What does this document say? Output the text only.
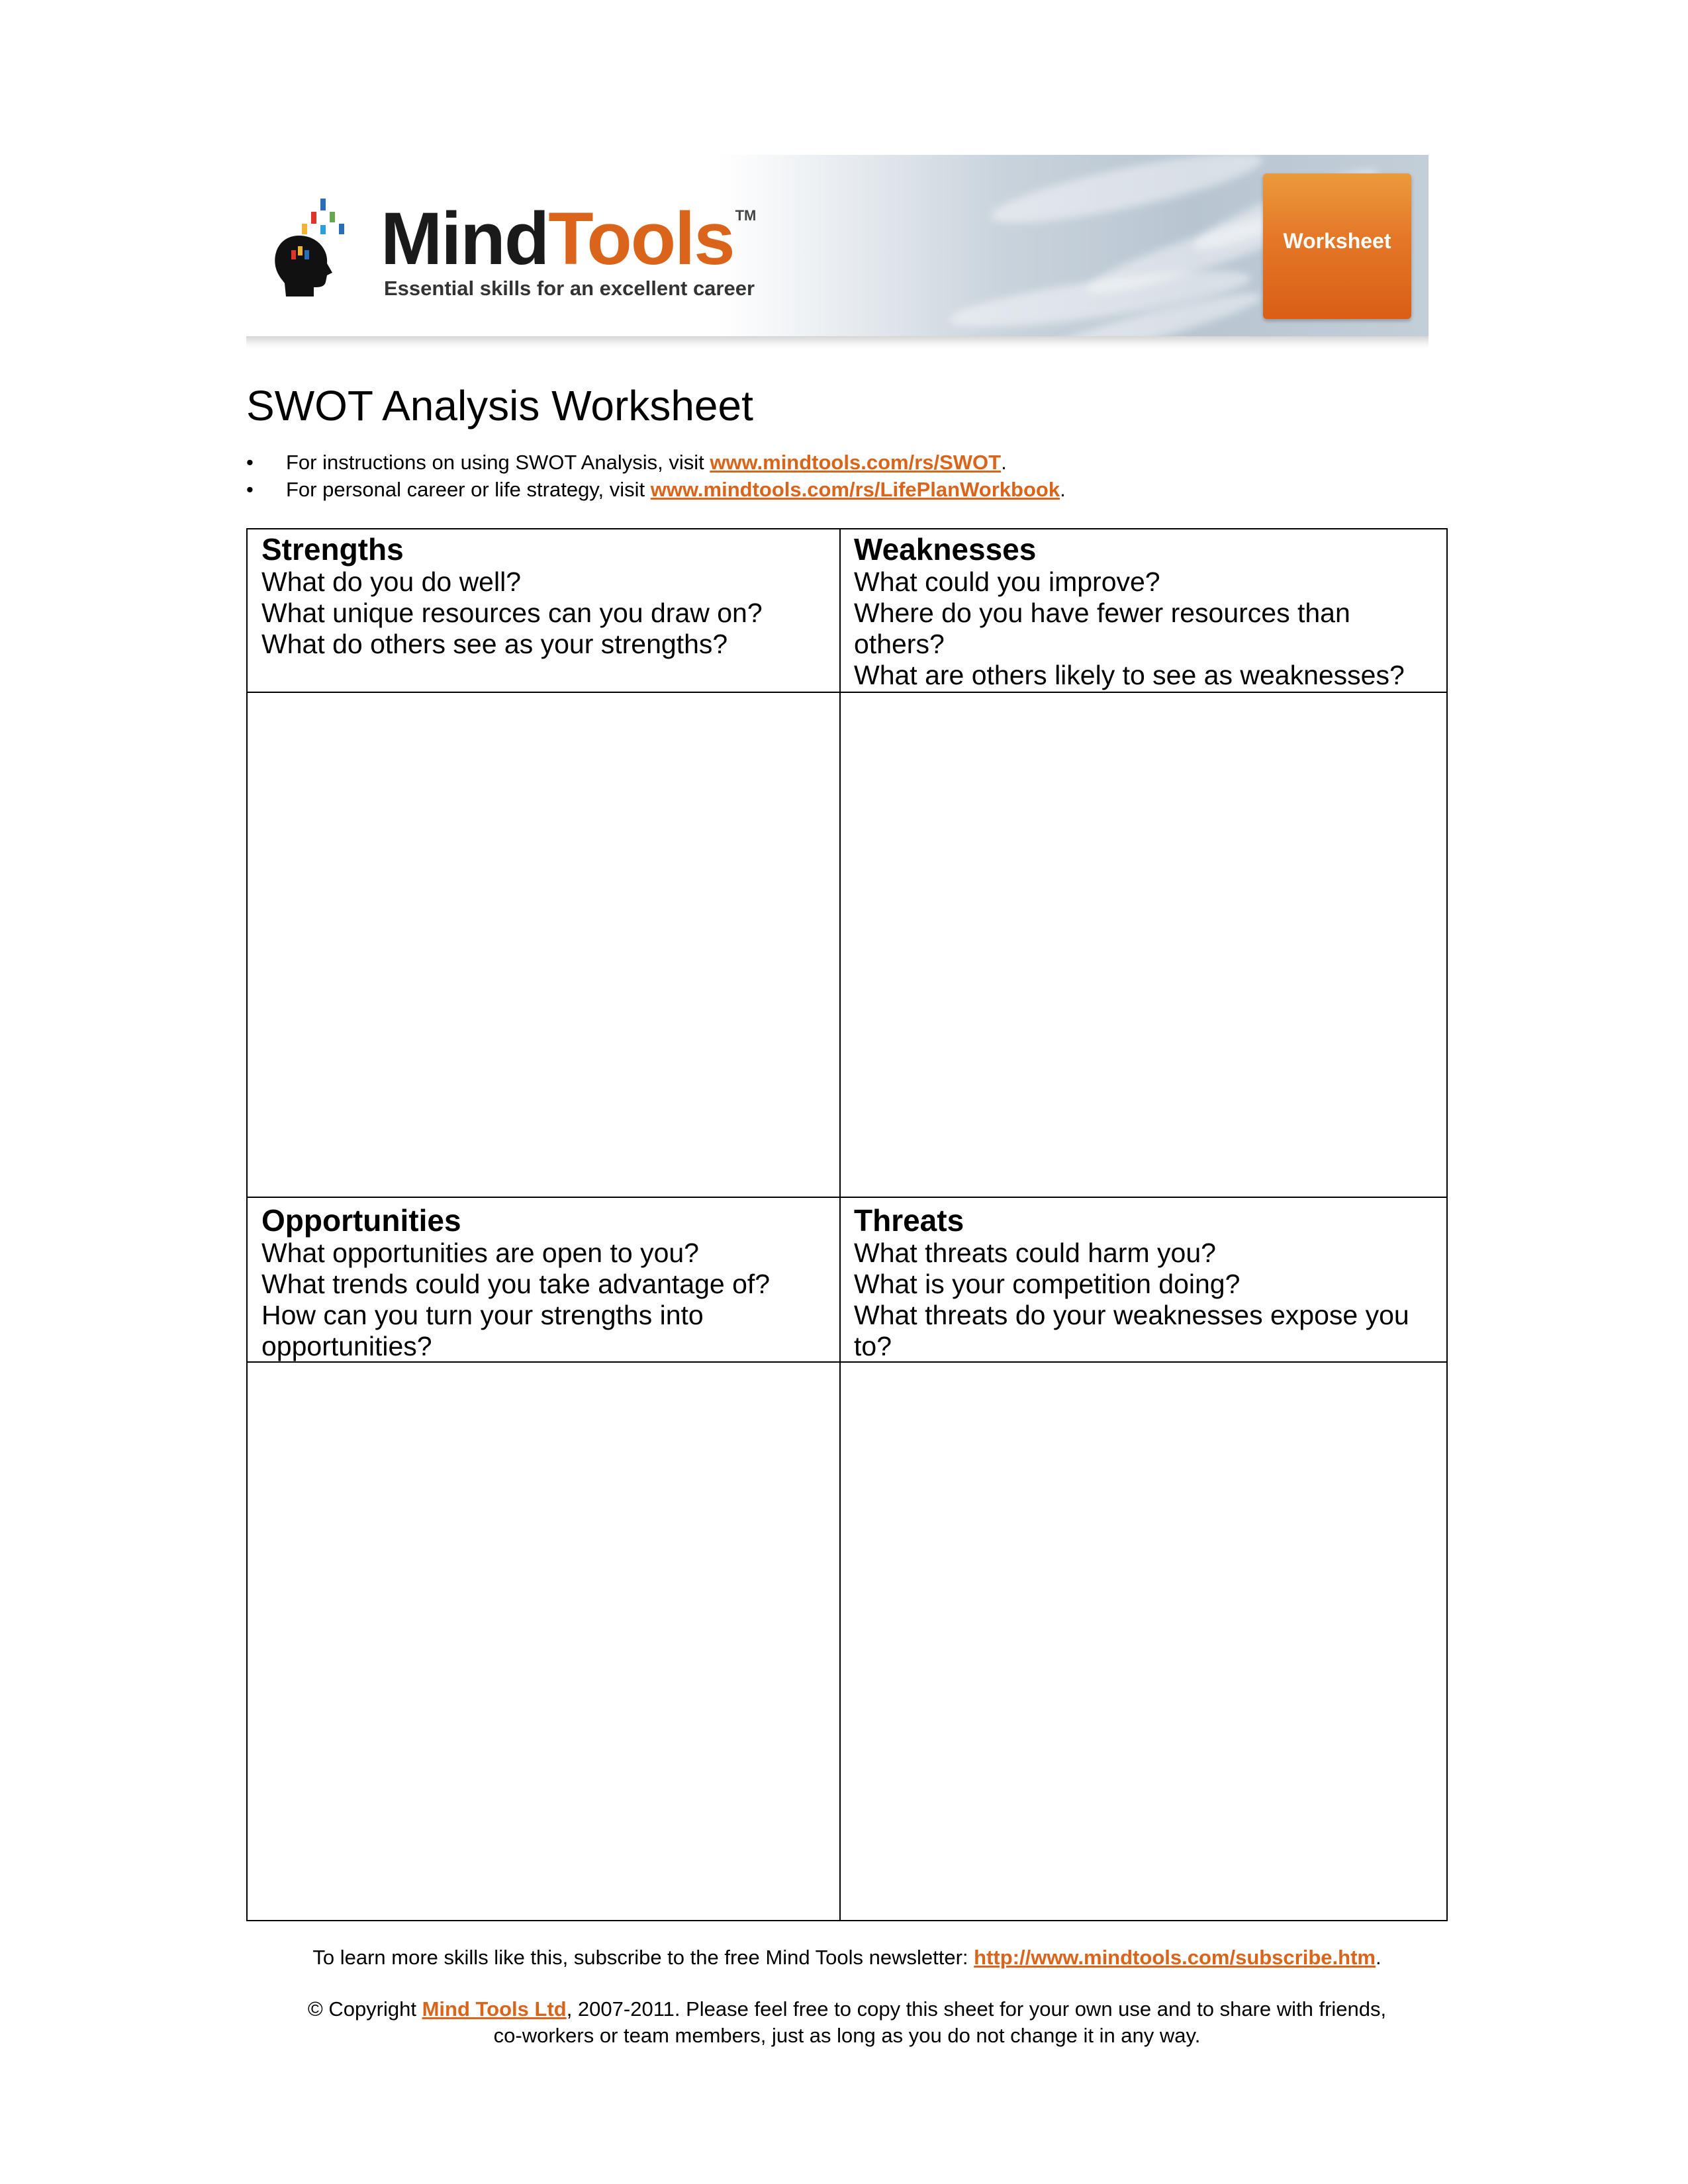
MindTools™
Essential skills for an excellent career
Worksheet
SWOT Analysis Worksheet
• For instructions on using SWOT Analysis, visit www.mindtools.com/rs/SWOT.
• For personal career or life strategy, visit www.mindtools.com/rs/LifePlanWorkbook.
Strengths
What do you do well?
What unique resources can you draw on?
What do others see as your strengths?
Weaknesses
What could you improve?
Where do you have fewer resources than
others?
What are others likely to see as weaknesses?
Opportunities
What opportunities are open to you?
What trends could you take advantage of?
How can you turn your strengths into
opportunities?
Threats
What threats could harm you?
What is your competition doing?
What threats do your weaknesses expose you
to?
To learn more skills like this, subscribe to the free Mind Tools newsletter: http://www.mindtools.com/subscribe.htm.
© Copyright Mind Tools Ltd, 2007-2011. Please feel free to copy this sheet for your own use and to share with friends,
co-workers or team members, just as long as you do not change it in any way.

· · ·

▶ Exercise prompt
Extract the text of all the records above verbatim, excluding pictures.

▶ Exercise solution
What does this document say? Output the text only.
MindTools™
Essential skills for an excellent career
Worksheet
SWOT Analysis Worksheet
• For instructions on using SWOT Analysis, visit www.mindtools.com/rs/SWOT.
• For personal career or life strategy, visit www.mindtools.com/rs/LifePlanWorkbook.
Strengths
What do you do well?
What unique resources can you draw on?
What do others see as your strengths?
Weaknesses
What could you improve?
Where do you have fewer resources than
others?
What are others likely to see as weaknesses?
Opportunities
What opportunities are open to you?
What trends could you take advantage of?
How can you turn your strengths into
opportunities?
Threats
What threats could harm you?
What is your competition doing?
What threats do your weaknesses expose you
to?
To learn more skills like this, subscribe to the free Mind Tools newsletter: http://www.mindtools.com/subscribe.htm.
© Copyright Mind Tools Ltd, 2007-2011. Please feel free to copy this sheet for your own use and to share with friends,
co-workers or team members, just as long as you do not change it in any way.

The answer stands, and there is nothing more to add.